# Provided entries
• • • •
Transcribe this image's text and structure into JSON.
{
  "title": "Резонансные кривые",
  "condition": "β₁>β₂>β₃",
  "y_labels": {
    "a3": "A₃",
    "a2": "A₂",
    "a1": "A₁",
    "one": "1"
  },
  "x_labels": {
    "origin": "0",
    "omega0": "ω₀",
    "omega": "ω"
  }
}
• • • •
# Given task
Retype the data in full and match it exactly.

# Answer for this exercise
Transcribe this image's text and structure into JSON.
{
  "title": "Резонансные кривые",
  "condition": "β₁>β₂>β₃",
  "y_labels": {
    "a3": "A₃",
    "a2": "A₂",
    "a1": "A₁",
    "one": "1"
  },
  "x_labels": {
    "origin": "0",
    "omega0": "ω₀",
    "omega": "ω"
  }
}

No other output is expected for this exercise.